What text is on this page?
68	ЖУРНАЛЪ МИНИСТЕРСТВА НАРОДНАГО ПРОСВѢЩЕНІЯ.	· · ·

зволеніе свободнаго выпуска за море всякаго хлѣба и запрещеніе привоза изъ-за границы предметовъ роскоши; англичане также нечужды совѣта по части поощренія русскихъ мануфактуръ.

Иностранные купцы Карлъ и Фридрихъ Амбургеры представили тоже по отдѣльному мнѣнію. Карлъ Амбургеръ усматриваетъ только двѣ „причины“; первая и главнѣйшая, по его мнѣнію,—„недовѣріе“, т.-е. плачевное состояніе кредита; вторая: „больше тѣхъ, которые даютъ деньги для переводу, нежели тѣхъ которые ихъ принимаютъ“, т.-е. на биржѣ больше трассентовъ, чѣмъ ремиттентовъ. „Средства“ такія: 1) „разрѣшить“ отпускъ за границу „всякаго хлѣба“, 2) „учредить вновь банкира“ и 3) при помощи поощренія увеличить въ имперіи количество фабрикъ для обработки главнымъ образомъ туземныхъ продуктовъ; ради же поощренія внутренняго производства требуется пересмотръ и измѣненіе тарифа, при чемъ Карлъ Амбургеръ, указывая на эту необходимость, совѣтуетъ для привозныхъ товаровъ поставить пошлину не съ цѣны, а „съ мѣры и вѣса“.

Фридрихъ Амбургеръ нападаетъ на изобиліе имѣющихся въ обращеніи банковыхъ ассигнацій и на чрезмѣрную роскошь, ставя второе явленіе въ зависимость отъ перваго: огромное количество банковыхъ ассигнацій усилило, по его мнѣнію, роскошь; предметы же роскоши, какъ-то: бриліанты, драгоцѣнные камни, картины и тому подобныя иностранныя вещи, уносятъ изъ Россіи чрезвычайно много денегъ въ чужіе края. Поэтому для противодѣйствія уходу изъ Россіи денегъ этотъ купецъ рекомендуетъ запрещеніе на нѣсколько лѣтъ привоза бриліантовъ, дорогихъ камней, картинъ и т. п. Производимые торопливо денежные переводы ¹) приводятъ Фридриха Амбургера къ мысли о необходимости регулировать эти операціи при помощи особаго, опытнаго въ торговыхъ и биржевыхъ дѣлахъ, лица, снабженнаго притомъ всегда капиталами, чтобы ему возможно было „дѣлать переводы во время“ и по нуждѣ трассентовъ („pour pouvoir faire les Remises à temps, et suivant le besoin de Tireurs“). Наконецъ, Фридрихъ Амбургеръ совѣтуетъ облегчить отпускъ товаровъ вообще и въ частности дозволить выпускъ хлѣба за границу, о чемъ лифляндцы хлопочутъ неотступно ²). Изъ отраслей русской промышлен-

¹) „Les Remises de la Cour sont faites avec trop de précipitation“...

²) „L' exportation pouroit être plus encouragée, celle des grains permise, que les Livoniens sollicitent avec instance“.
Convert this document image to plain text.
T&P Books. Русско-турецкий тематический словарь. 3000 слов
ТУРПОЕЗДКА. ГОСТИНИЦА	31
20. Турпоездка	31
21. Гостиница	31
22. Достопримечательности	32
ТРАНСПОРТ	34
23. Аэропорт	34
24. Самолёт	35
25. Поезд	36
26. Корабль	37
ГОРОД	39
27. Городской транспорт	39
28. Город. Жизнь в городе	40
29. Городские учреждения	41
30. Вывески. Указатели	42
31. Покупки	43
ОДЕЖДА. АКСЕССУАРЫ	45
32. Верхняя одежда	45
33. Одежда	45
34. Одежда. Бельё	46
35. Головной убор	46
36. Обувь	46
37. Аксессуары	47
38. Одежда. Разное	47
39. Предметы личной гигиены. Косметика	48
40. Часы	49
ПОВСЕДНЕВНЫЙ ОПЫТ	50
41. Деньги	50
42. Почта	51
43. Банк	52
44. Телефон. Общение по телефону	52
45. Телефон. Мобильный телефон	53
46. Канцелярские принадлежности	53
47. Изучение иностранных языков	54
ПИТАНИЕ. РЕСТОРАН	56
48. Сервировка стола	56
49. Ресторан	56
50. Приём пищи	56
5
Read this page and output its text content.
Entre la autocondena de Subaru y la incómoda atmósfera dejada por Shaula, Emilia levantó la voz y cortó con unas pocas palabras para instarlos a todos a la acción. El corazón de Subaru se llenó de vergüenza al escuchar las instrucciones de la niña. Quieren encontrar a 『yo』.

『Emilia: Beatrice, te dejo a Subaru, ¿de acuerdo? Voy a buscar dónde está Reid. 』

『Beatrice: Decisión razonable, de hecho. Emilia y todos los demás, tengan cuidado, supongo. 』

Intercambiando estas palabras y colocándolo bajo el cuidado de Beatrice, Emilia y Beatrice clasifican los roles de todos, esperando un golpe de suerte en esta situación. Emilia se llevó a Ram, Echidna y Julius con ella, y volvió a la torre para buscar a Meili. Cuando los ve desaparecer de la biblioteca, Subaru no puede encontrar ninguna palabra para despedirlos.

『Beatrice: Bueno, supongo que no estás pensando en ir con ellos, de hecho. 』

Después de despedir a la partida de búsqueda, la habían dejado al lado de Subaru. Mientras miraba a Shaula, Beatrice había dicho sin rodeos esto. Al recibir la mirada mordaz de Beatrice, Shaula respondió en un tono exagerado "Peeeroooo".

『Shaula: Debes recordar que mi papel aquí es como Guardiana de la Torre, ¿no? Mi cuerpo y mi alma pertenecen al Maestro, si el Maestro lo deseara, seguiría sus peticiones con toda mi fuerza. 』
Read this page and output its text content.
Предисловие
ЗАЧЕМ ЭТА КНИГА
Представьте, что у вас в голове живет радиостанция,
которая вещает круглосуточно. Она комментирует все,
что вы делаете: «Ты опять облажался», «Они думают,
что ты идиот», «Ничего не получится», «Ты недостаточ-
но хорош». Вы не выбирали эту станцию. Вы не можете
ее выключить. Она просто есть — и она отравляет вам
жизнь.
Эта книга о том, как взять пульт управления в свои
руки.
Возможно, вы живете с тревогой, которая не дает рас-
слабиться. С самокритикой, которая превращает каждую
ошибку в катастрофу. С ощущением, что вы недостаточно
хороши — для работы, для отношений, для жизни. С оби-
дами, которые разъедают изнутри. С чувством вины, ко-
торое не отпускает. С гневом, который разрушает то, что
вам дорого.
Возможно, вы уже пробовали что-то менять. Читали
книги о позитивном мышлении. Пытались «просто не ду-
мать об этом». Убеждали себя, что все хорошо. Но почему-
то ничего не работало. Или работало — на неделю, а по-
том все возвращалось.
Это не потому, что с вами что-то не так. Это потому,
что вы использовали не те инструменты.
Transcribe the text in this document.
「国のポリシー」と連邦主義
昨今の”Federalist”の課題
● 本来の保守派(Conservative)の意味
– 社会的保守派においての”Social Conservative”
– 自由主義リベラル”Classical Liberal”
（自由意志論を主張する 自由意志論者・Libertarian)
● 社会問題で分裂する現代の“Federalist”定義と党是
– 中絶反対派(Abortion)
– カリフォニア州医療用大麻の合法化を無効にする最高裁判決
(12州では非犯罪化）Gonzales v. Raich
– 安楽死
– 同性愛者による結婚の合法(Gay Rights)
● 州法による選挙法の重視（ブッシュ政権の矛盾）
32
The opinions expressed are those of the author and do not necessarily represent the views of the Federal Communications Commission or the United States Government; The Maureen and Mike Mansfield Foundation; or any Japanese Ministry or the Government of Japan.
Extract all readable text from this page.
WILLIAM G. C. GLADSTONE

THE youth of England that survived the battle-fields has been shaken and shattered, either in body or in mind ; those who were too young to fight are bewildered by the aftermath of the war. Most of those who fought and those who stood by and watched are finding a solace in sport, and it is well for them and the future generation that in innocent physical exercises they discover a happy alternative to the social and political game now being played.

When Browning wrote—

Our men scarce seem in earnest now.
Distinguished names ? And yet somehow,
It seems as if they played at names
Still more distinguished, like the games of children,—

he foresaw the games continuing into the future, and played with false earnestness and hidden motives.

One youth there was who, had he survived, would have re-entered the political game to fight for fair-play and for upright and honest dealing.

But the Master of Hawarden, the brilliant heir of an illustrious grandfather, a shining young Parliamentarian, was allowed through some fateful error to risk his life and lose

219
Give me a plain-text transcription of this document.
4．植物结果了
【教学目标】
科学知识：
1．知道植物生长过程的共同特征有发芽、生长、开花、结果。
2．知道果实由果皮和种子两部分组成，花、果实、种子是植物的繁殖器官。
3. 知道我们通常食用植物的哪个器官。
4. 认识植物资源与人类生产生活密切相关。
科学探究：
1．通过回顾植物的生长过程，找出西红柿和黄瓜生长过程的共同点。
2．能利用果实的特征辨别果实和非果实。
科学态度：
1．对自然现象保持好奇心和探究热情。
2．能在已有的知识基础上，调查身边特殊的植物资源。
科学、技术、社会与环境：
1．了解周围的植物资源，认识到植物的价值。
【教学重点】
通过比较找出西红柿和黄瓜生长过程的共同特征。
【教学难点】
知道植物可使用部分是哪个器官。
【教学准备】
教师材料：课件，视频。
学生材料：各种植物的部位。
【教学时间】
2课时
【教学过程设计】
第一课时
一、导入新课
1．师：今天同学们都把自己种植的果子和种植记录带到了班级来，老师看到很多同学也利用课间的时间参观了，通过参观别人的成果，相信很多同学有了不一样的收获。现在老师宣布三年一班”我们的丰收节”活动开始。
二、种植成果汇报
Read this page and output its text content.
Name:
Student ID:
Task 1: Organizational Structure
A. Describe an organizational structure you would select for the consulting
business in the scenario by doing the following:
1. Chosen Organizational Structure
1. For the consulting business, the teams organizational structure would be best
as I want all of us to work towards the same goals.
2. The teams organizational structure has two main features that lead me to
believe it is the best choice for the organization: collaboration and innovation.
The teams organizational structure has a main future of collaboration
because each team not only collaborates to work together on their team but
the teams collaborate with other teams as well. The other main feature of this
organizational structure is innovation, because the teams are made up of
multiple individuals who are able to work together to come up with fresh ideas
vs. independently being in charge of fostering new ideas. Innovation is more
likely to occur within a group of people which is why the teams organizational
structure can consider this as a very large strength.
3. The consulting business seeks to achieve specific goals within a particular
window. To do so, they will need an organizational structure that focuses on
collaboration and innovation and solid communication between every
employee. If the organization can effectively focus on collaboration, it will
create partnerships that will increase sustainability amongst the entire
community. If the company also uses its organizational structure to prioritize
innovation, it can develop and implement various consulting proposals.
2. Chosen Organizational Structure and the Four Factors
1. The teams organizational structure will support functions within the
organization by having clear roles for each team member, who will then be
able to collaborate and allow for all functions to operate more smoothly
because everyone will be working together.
******
Work to be completed -> Pull every line containing the word "best" out of the material and copy it.

Result of this exercise ->
1. For the consulting business, the teams organizational structure would be best
believe it is the best choice for the organization: collaboration and innovation.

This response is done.